■ WHAT YOU ARE ASKED TO DO ■
Records follow. Copy every line with "label".

..........

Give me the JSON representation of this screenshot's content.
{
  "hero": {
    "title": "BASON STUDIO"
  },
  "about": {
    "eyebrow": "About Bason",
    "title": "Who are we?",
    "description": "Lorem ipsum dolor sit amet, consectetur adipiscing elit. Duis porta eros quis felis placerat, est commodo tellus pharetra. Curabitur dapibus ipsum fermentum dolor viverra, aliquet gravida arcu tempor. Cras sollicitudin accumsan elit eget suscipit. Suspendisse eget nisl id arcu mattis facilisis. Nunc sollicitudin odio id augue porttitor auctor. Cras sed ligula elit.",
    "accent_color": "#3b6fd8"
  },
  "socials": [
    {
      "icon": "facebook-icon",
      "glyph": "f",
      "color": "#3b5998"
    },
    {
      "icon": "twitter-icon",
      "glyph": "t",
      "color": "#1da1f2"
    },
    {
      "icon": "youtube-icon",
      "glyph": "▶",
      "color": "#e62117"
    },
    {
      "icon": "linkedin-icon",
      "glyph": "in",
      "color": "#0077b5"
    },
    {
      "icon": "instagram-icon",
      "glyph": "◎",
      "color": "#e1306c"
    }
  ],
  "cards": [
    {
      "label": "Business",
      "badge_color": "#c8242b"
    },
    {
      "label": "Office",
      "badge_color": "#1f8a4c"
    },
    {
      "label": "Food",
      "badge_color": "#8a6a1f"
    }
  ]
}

..........

■ FINISHED TASK ■
      "label": "Business",
      "label": "Office",
      "label": "Food",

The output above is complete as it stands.